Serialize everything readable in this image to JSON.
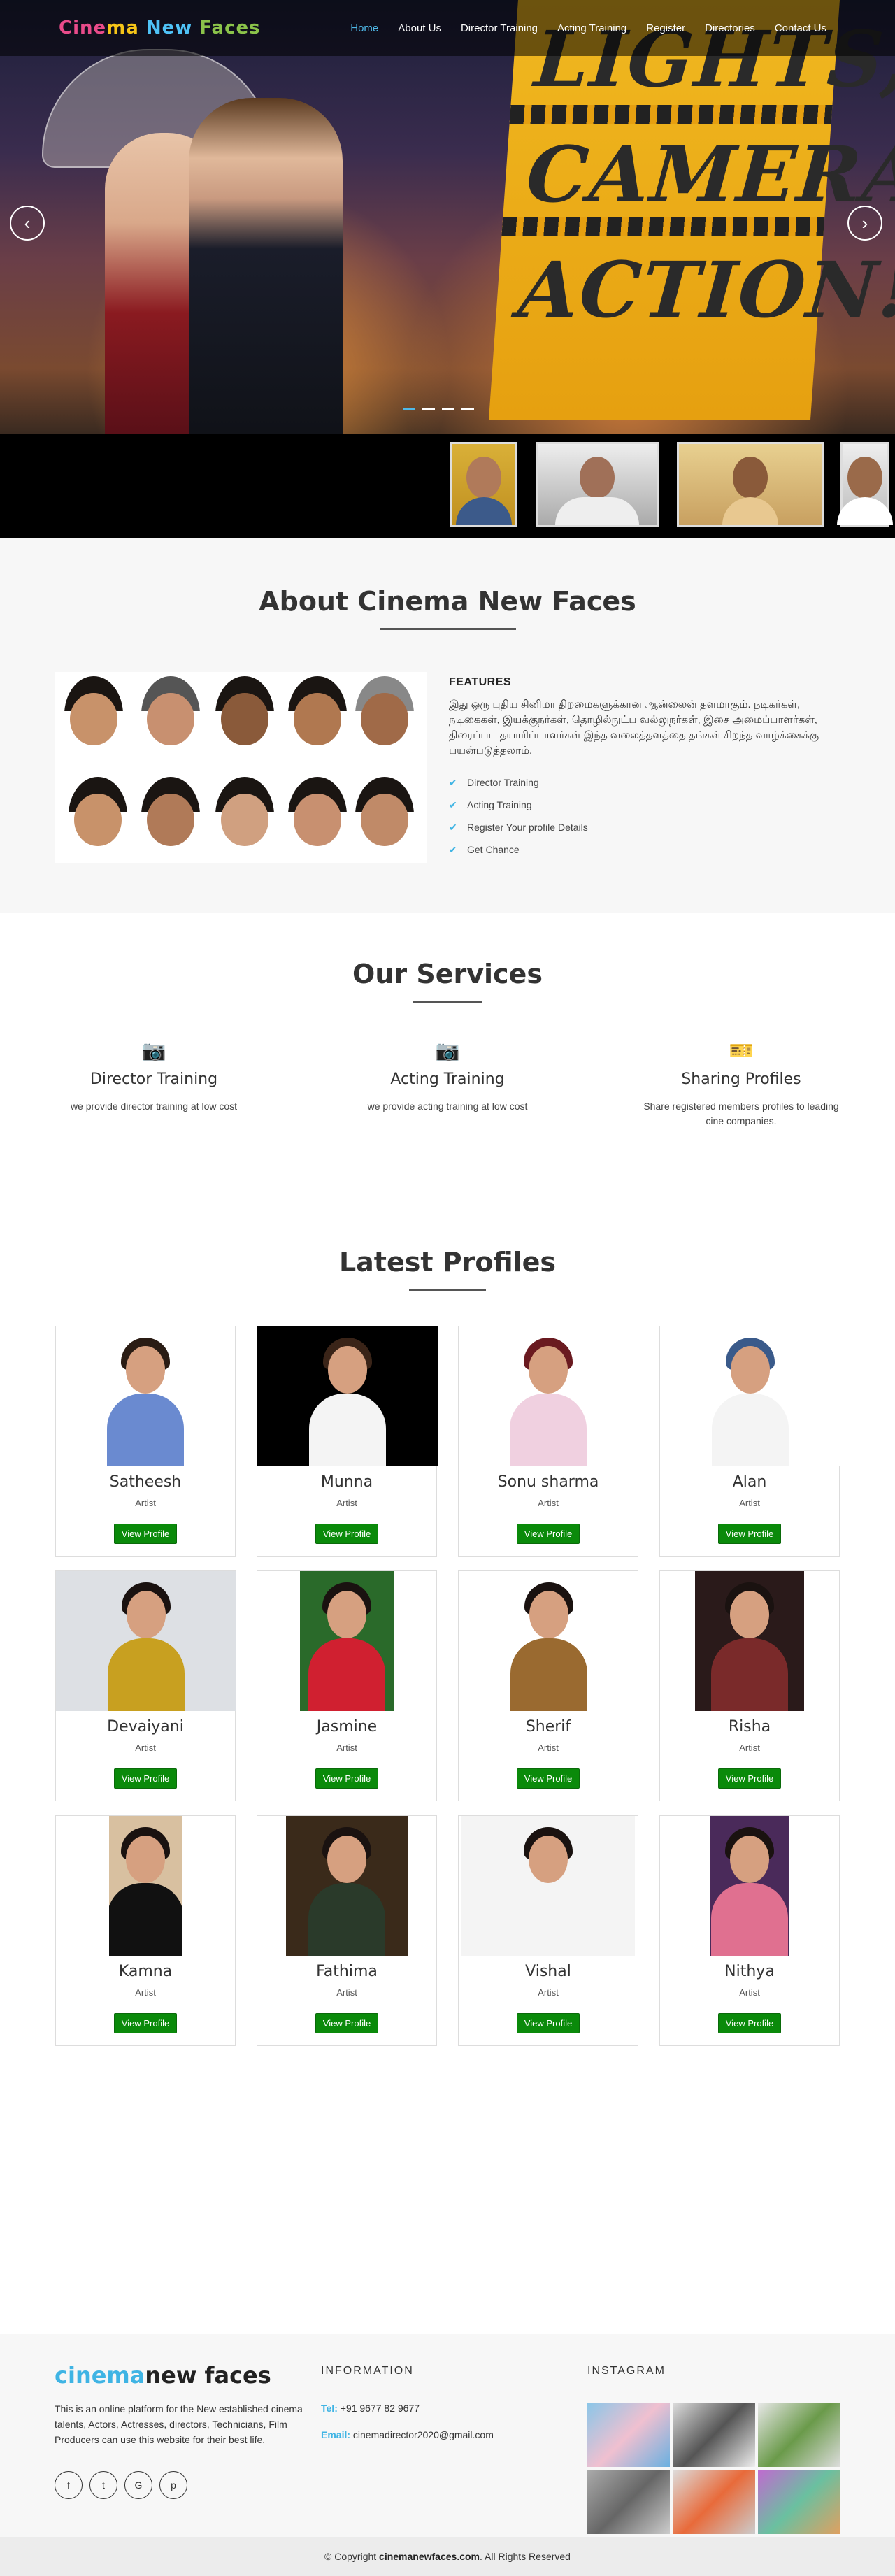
{
  "nav": {
    "logo_parts": [
      "Cine",
      "ma",
      " New",
      " Faces"
    ],
    "items": [
      "Home",
      "About Us",
      "Director Training",
      "Acting Training",
      "Register",
      "Directories",
      "Contact Us"
    ]
  },
  "hero": {
    "sign_words": [
      "LIGHTS,",
      "CAMERA,",
      "ACTION!"
    ],
    "prev": "‹",
    "next": "›",
    "slides": 4,
    "active_slide": 1
  },
  "about": {
    "title": "About Cinema New Faces",
    "features_heading": "FEATURES",
    "features_text": "இது ஒரு புதிய சினிமா திறமைகளுக்கான ஆன்லைன் தளமாகும். நடிகர்கள், நடிகைகள், இயக்குநர்கள், தொழில்நுட்ப வல்லுநர்கள், இசை அமைப்பாளர்கள், திரைப்பட தயாரிப்பாளர்கள் இந்த வலைத்தளத்தை தங்கள் சிறந்த வாழ்க்கைக்கு பயன்படுத்தலாம்.",
    "list": [
      "Director Training",
      "Acting Training",
      "Register Your profile Details",
      "Get Chance"
    ]
  },
  "services": {
    "title": "Our Services",
    "items": [
      {
        "icon": "camera-icon",
        "glyph": "📷",
        "title": "Director Training",
        "desc": "we provide director training at low cost"
      },
      {
        "icon": "camera-icon",
        "glyph": "📷",
        "title": "Acting Training",
        "desc": "we provide acting training at low cost"
      },
      {
        "icon": "ticket-icon",
        "glyph": "🎫",
        "title": "Sharing Profiles",
        "desc": "Share registered members profiles to leading cine companies."
      }
    ]
  },
  "profiles": {
    "title": "Latest Profiles",
    "button_label": "View Profile",
    "role": "Artist",
    "items": [
      {
        "name": "Satheesh"
      },
      {
        "name": "Munna"
      },
      {
        "name": "Sonu sharma"
      },
      {
        "name": "Alan"
      },
      {
        "name": "Devaiyani"
      },
      {
        "name": "Jasmine"
      },
      {
        "name": "Sherif"
      },
      {
        "name": "Risha"
      },
      {
        "name": "Kamna"
      },
      {
        "name": "Fathima"
      },
      {
        "name": "Vishal"
      },
      {
        "name": "Nithya"
      }
    ]
  },
  "footer": {
    "logo_a": "cinema",
    "logo_b": "new faces",
    "description": "This is an online platform for the New established cinema talents, Actors, Actresses, directors, Technicians, Film Producers can use this website for their best life.",
    "social": [
      "f",
      "t",
      "G",
      "p"
    ],
    "info_heading": "INFORMATION",
    "tel_label": "Tel:",
    "tel": "+91 9677 82 9677",
    "email_label": "Email:",
    "email": "cinemadirector2020@gmail.com",
    "insta_heading": "INSTAGRAM",
    "copyright_pre": "© Copyright ",
    "copyright_site": "cinemanewfaces.com",
    "copyright_post": ". All Rights Reserved"
  }
}
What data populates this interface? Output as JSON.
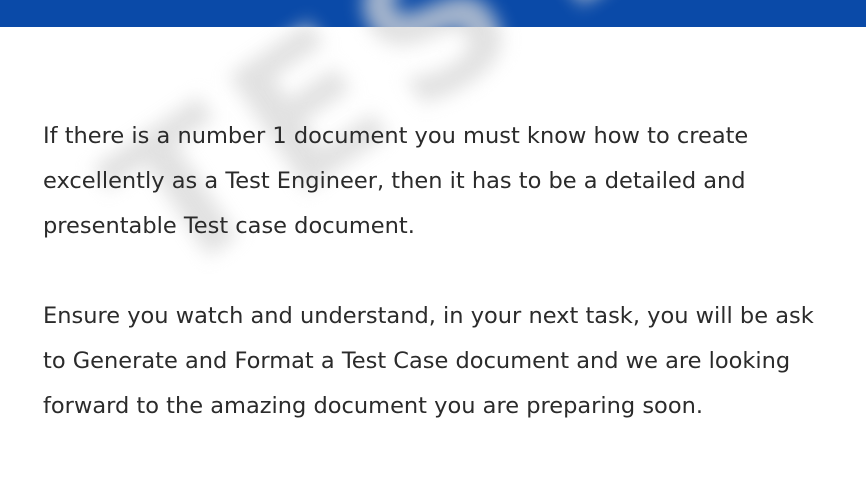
{
  "header": {
    "bar_color": "#0a4aa8"
  },
  "watermark": {
    "text": "TESTIFY"
  },
  "content": {
    "paragraph_1": {
      "line_1": "If there is a number 1 document you must know how to create",
      "line_2": "excellently as a Test Engineer, then it has to be a detailed and",
      "line_3": "presentable Test case document."
    },
    "paragraph_2": {
      "line_1": "Ensure you watch and understand, in your next task, you will be ask",
      "line_2": "to Generate and Format a Test Case document and we are looking",
      "line_3": "forward to the amazing document you are preparing soon."
    }
  }
}
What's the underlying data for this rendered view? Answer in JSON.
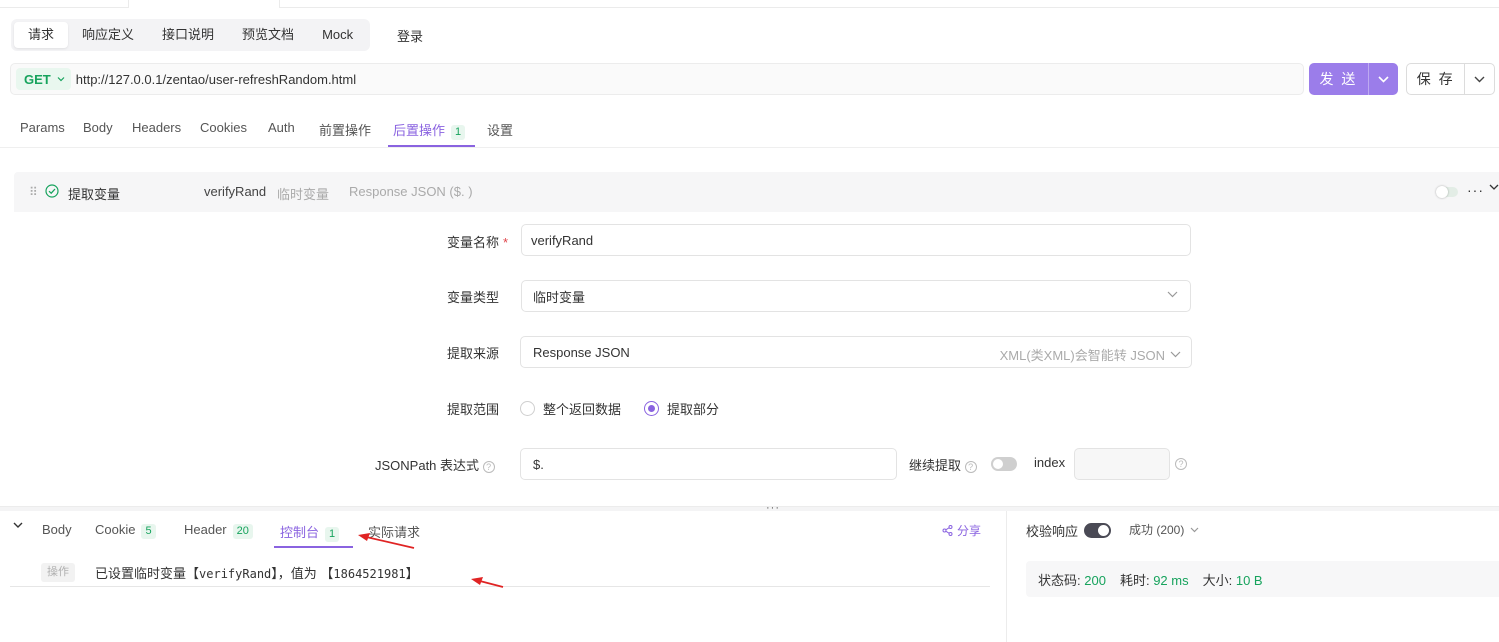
{
  "mode_tabs": [
    "请求",
    "响应定义",
    "接口说明",
    "预览文档",
    "Mock"
  ],
  "login_label": "登录",
  "request": {
    "method": "GET",
    "url": "http://127.0.0.1/zentao/user-refreshRandom.html",
    "send_label": "发 送",
    "save_label": "保 存"
  },
  "request_tabs": [
    {
      "label": "Params"
    },
    {
      "label": "Body"
    },
    {
      "label": "Headers"
    },
    {
      "label": "Cookies"
    },
    {
      "label": "Auth"
    },
    {
      "label": "前置操作"
    },
    {
      "label": "后置操作",
      "badge": "1",
      "active": true
    },
    {
      "label": "设置"
    }
  ],
  "post_op": {
    "title": "提取变量",
    "var_name": "verifyRand",
    "var_type": "临时变量",
    "source": "Response JSON ($. )",
    "more": "···"
  },
  "form": {
    "name_label": "变量名称",
    "required_mark": "*",
    "name_value": "verifyRand",
    "type_label": "变量类型",
    "type_value": "临时变量",
    "source_label": "提取来源",
    "source_value": "Response JSON",
    "source_hint": "XML(类XML)会智能转 JSON",
    "scope_label": "提取范围",
    "scope_option_all": "整个返回数据",
    "scope_option_part": "提取部分",
    "jsonpath_label": "JSONPath 表达式",
    "jsonpath_value": "$.",
    "continue_label": "继续提取",
    "index_label": "index",
    "index_value": ""
  },
  "response_tabs": [
    {
      "label": "Body"
    },
    {
      "label": "Cookie",
      "badge": "5"
    },
    {
      "label": "Header",
      "badge": "20"
    },
    {
      "label": "控制台",
      "badge": "1",
      "active": true
    },
    {
      "label": "实际请求"
    }
  ],
  "share_label": "分享",
  "console": {
    "op_tag": "操作",
    "msg_prefix": "已设置临时变量【",
    "msg_var": "verifyRand",
    "msg_mid": "】，值为 【",
    "msg_value": "1864521981",
    "msg_suffix": "】"
  },
  "verify": {
    "label": "校验响应",
    "status_option": "成功 (200)"
  },
  "stats": {
    "status_label": "状态码:",
    "status_value": "200",
    "time_label": "耗时:",
    "time_value": "92 ms",
    "size_label": "大小:",
    "size_value": "10 B"
  },
  "colors": {
    "accent": "#8a63e0",
    "send_button": "#9b7dea",
    "success": "#17a35d",
    "annotation": "#e02424"
  }
}
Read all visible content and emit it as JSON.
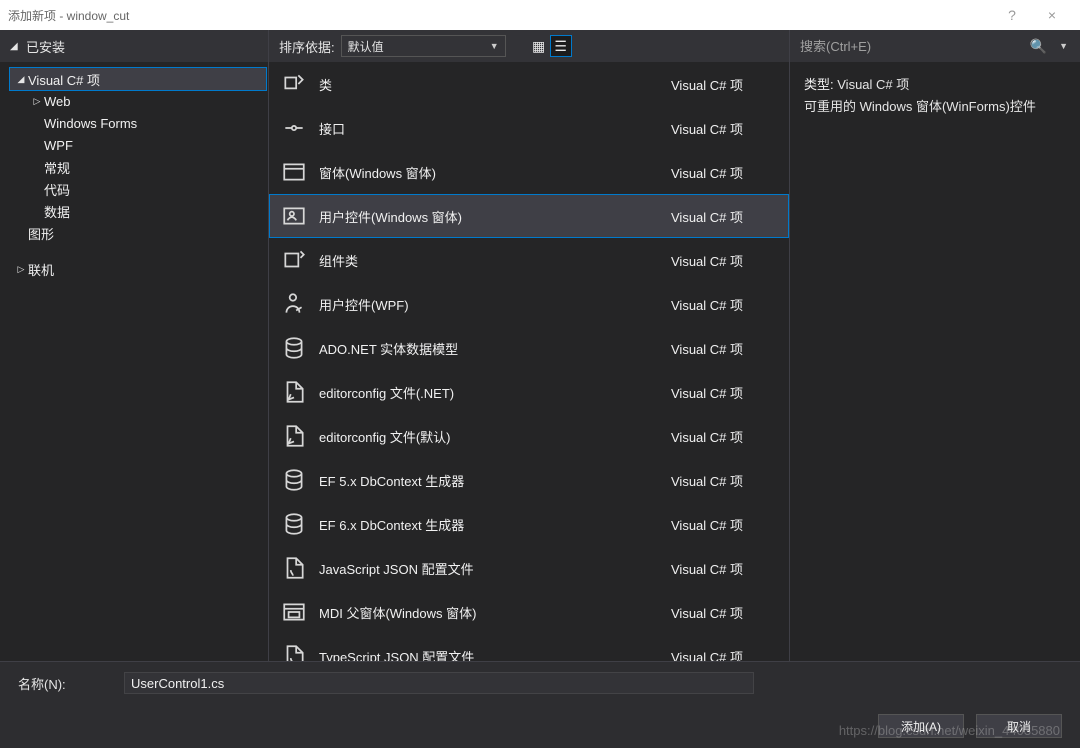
^^^^^^^^^^^^^^^^
- [TASK DIRECTIONS]
Copy out all the entries exactly. Images stay out of the copy.

- [IN RESPONSE]
Serialize everything readable in this image to JSON.
{
  "nav": {
    "logo_parts": [
      "Cine",
      "ma",
      " New",
      " Faces"
    ],
    "items": [
      "Home",
      "About Us",
      "Director Training",
      "Acting Training",
      "Register",
      "Directories",
      "Contact Us"
    ]
  },
  "hero": {
    "sign_words": [
      "LIGHTS,",
      "CAMERA,",
      "ACTION!"
    ],
    "prev": "‹",
    "next": "›",
    "slides": 4,
    "active_slide": 1
  },
  "about": {
    "title": "About Cinema New Faces",
    "features_heading": "FEATURES",
    "features_text": "இது ஒரு புதிய சினிமா திறமைகளுக்கான ஆன்லைன் தளமாகும். நடிகர்கள், நடிகைகள், இயக்குநர்கள், தொழில்நுட்ப வல்லுநர்கள், இசை அமைப்பாளர்கள், திரைப்பட தயாரிப்பாளர்கள் இந்த வலைத்தளத்தை தங்கள் சிறந்த வாழ்க்கைக்கு பயன்படுத்தலாம்.",
    "list": [
      "Director Training",
      "Acting Training",
      "Register Your profile Details",
      "Get Chance"
    ]
  },
  "services": {
    "title": "Our Services",
    "items": [
      {
        "icon": "camera-icon",
        "glyph": "📷",
        "title": "Director Training",
        "desc": "we provide director training at low cost"
      },
      {
        "icon": "camera-icon",
        "glyph": "📷",
        "title": "Acting Training",
        "desc": "we provide acting training at low cost"
      },
      {
        "icon": "ticket-icon",
        "glyph": "🎫",
        "title": "Sharing Profiles",
        "desc": "Share registered members profiles to leading cine companies."
      }
    ]
  },
  "profiles": {
    "title": "Latest Profiles",
    "button_label": "View Profile",
    "role": "Artist",
    "items": [
      {
        "name": "Satheesh"
      },
      {
        "name": "Munna"
      },
      {
        "name": "Sonu sharma"
      },
      {
        "name": "Alan"
      },
      {
        "name": "Devaiyani"
      },
      {
        "name": "Jasmine"
      },
      {
        "name": "Sherif"
      },
      {
        "name": "Risha"
      },
      {
        "name": "Kamna"
      },
      {
        "name": "Fathima"
      },
      {
        "name": "Vishal"
      },
      {
        "name": "Nithya"
      }
    ]
  },
  "footer": {
    "logo_a": "cinema",
    "logo_b": "new faces",
    "description": "This is an online platform for the New established cinema talents, Actors, Actresses, directors, Technicians, Film Producers can use this website for their best life.",
    "social": [
      "f",
      "t",
      "G",
      "p"
    ],
    "info_heading": "INFORMATION",
    "tel_label": "Tel:",
    "tel": "+91 9677 82 9677",
    "email_label": "Email:",
    "email": "cinemadirector2020@gmail.com",
    "insta_heading": "INSTAGRAM",
    "copyright_pre": "© Copyright ",
    "copyright_site": "cinemanewfaces.com",
    "copyright_post": ". All Rights Reserved"
  }
}
What data populates this interface? Output as JSON.
{
  "header": {
    "bar_color": "#0a4aa8"
  },
  "watermark": {
    "text": "TESTIFY"
  },
  "content": {
    "paragraph_1": {
      "line_1": "If there is a number 1 document you must know how to create",
      "line_2": "excellently as a Test Engineer, then it has to be a detailed and",
      "line_3": "presentable Test case document."
    },
    "paragraph_2": {
      "line_1": "Ensure you watch and understand, in your next task, you will be ask",
      "line_2": "to Generate and Format a Test Case document and we are looking",
      "line_3": "forward to the amazing document you are preparing soon."
    }
  }
}
What's the underlying data for this rendered view? Answer in JSON.
{
  "mode_tabs": [
    "请求",
    "响应定义",
    "接口说明",
    "预览文档",
    "Mock"
  ],
  "login_label": "登录",
  "request": {
    "method": "GET",
    "url": "http://127.0.0.1/zentao/user-refreshRandom.html",
    "send_label": "发 送",
    "save_label": "保 存"
  },
  "request_tabs": [
    {
      "label": "Params"
    },
    {
      "label": "Body"
    },
    {
      "label": "Headers"
    },
    {
      "label": "Cookies"
    },
    {
      "label": "Auth"
    },
    {
      "label": "前置操作"
    },
    {
      "label": "后置操作",
      "badge": "1",
      "active": true
    },
    {
      "label": "设置"
    }
  ],
  "post_op": {
    "title": "提取变量",
    "var_name": "verifyRand",
    "var_type": "临时变量",
    "source": "Response JSON ($. )",
    "more": "···"
  },
  "form": {
    "name_label": "变量名称",
    "required_mark": "*",
    "name_value": "verifyRand",
    "type_label": "变量类型",
    "type_value": "临时变量",
    "source_label": "提取来源",
    "source_value": "Response JSON",
    "source_hint": "XML(类XML)会智能转 JSON",
    "scope_label": "提取范围",
    "scope_option_all": "整个返回数据",
    "scope_option_part": "提取部分",
    "jsonpath_label": "JSONPath 表达式",
    "jsonpath_value": "$.",
    "continue_label": "继续提取",
    "index_label": "index",
    "index_value": ""
  },
  "response_tabs": [
    {
      "label": "Body"
    },
    {
      "label": "Cookie",
      "badge": "5"
    },
    {
      "label": "Header",
      "badge": "20"
    },
    {
      "label": "控制台",
      "badge": "1",
      "active": true
    },
    {
      "label": "实际请求"
    }
  ],
  "share_label": "分享",
  "console": {
    "op_tag": "操作",
    "msg_prefix": "已设置临时变量【",
    "msg_var": "verifyRand",
    "msg_mid": "】，值为 【",
    "msg_value": "1864521981",
    "msg_suffix": "】"
  },
  "verify": {
    "label": "校验响应",
    "status_option": "成功 (200)"
  },
  "stats": {
    "status_label": "状态码:",
    "status_value": "200",
    "time_label": "耗时:",
    "time_value": "92 ms",
    "size_label": "大小:",
    "size_value": "10 B"
  },
  "colors": {
    "accent": "#8a63e0",
    "send_button": "#9b7dea",
    "success": "#17a35d",
    "annotation": "#e02424"
  }
}
Read all visible content and emit it as JSON.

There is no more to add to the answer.